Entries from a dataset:
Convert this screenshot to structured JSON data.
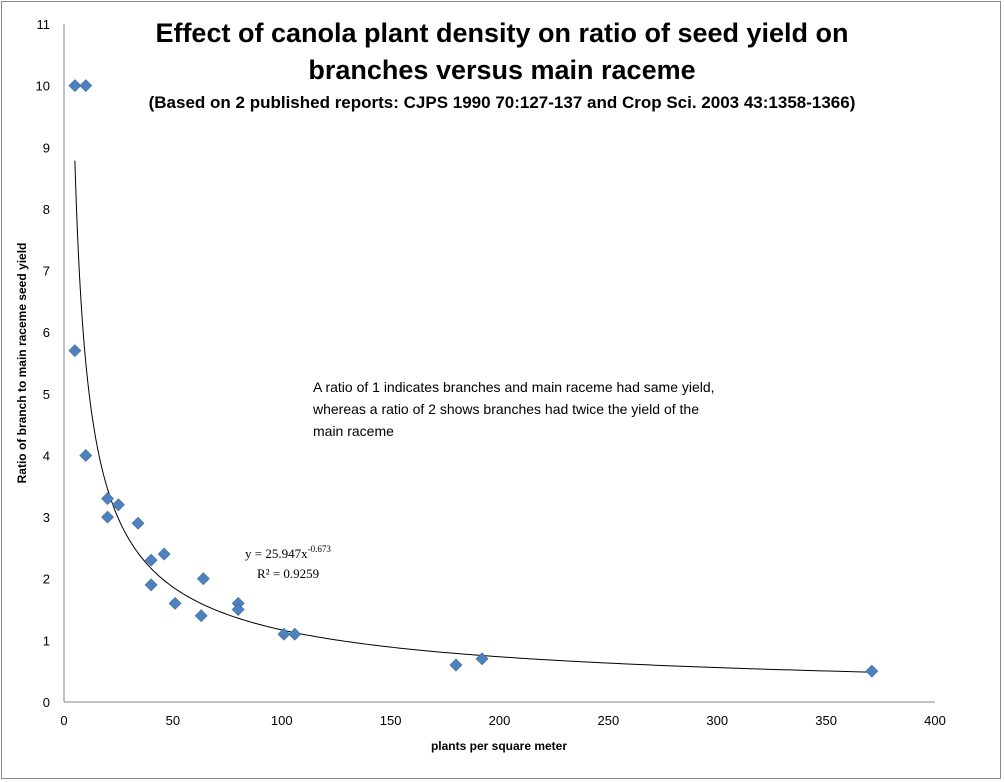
{
  "chart_data": {
    "type": "scatter",
    "title_line1": "Effect of canola plant density on ratio of seed yield on",
    "title_line2": "branches versus main raceme",
    "subtitle": "(Based on 2 published reports: CJPS 1990 70:127-137 and Crop Sci. 2003 43:1358-1366)",
    "xlabel": "plants per square meter",
    "ylabel": "Ratio of branch to main raceme seed yield",
    "xlim": [
      0,
      400
    ],
    "ylim": [
      0,
      11
    ],
    "x_ticks": [
      "0",
      "50",
      "100",
      "150",
      "200",
      "250",
      "300",
      "350",
      "400"
    ],
    "y_ticks": [
      "0",
      "1",
      "2",
      "3",
      "4",
      "5",
      "6",
      "7",
      "8",
      "9",
      "10",
      "11"
    ],
    "grid": false,
    "legend": "none",
    "series": [
      {
        "color": "#4f81bd",
        "points": [
          {
            "x": 5,
            "y": 10
          },
          {
            "x": 10,
            "y": 10
          },
          {
            "x": 5,
            "y": 5.7
          },
          {
            "x": 10,
            "y": 4
          },
          {
            "x": 20,
            "y": 3.3
          },
          {
            "x": 20,
            "y": 3.0
          },
          {
            "x": 25,
            "y": 3.2
          },
          {
            "x": 34,
            "y": 2.9
          },
          {
            "x": 40,
            "y": 2.3
          },
          {
            "x": 46,
            "y": 2.4
          },
          {
            "x": 40,
            "y": 1.9
          },
          {
            "x": 51,
            "y": 1.6
          },
          {
            "x": 64,
            "y": 2.0
          },
          {
            "x": 63,
            "y": 1.4
          },
          {
            "x": 80,
            "y": 1.6
          },
          {
            "x": 80,
            "y": 1.5
          },
          {
            "x": 101,
            "y": 1.1
          },
          {
            "x": 106,
            "y": 1.1
          },
          {
            "x": 180,
            "y": 0.6
          },
          {
            "x": 192,
            "y": 0.7
          },
          {
            "x": 371,
            "y": 0.5
          }
        ]
      }
    ],
    "trendline": {
      "type": "power",
      "a": 25.947,
      "b": -0.673,
      "x_range": [
        5,
        371
      ],
      "color": "#000000",
      "equation_text": "y = 25.947x",
      "equation_exp": "-0.673",
      "r2_text": "R² = 0.9259"
    },
    "annotation_lines": [
      "A ratio of 1 indicates branches and main raceme had same yield,",
      "whereas a ratio of 2 shows branches had twice the yield of the",
      "main raceme"
    ]
  }
}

Aim of the task:
Leave out the pictures and output the rest of the material exactly as written.

Result:
Convert this screenshot to structured JSON data.
{
  "chart_data": {
    "type": "scatter",
    "title_line1": "Effect of canola plant density on ratio of seed yield on",
    "title_line2": "branches versus main raceme",
    "subtitle": "(Based on 2 published reports: CJPS 1990 70:127-137 and Crop Sci. 2003 43:1358-1366)",
    "xlabel": "plants per square meter",
    "ylabel": "Ratio of branch to main raceme seed yield",
    "xlim": [
      0,
      400
    ],
    "ylim": [
      0,
      11
    ],
    "x_ticks": [
      "0",
      "50",
      "100",
      "150",
      "200",
      "250",
      "300",
      "350",
      "400"
    ],
    "y_ticks": [
      "0",
      "1",
      "2",
      "3",
      "4",
      "5",
      "6",
      "7",
      "8",
      "9",
      "10",
      "11"
    ],
    "grid": false,
    "legend": "none",
    "series": [
      {
        "color": "#4f81bd",
        "points": [
          {
            "x": 5,
            "y": 10
          },
          {
            "x": 10,
            "y": 10
          },
          {
            "x": 5,
            "y": 5.7
          },
          {
            "x": 10,
            "y": 4
          },
          {
            "x": 20,
            "y": 3.3
          },
          {
            "x": 20,
            "y": 3.0
          },
          {
            "x": 25,
            "y": 3.2
          },
          {
            "x": 34,
            "y": 2.9
          },
          {
            "x": 40,
            "y": 2.3
          },
          {
            "x": 46,
            "y": 2.4
          },
          {
            "x": 40,
            "y": 1.9
          },
          {
            "x": 51,
            "y": 1.6
          },
          {
            "x": 64,
            "y": 2.0
          },
          {
            "x": 63,
            "y": 1.4
          },
          {
            "x": 80,
            "y": 1.6
          },
          {
            "x": 80,
            "y": 1.5
          },
          {
            "x": 101,
            "y": 1.1
          },
          {
            "x": 106,
            "y": 1.1
          },
          {
            "x": 180,
            "y": 0.6
          },
          {
            "x": 192,
            "y": 0.7
          },
          {
            "x": 371,
            "y": 0.5
          }
        ]
      }
    ],
    "trendline": {
      "type": "power",
      "a": 25.947,
      "b": -0.673,
      "x_range": [
        5,
        371
      ],
      "color": "#000000",
      "equation_text": "y = 25.947x",
      "equation_exp": "-0.673",
      "r2_text": "R² = 0.9259"
    },
    "annotation_lines": [
      "A ratio of 1 indicates branches and main raceme had same yield,",
      "whereas a ratio of 2 shows branches had twice the yield of the",
      "main raceme"
    ]
  }
}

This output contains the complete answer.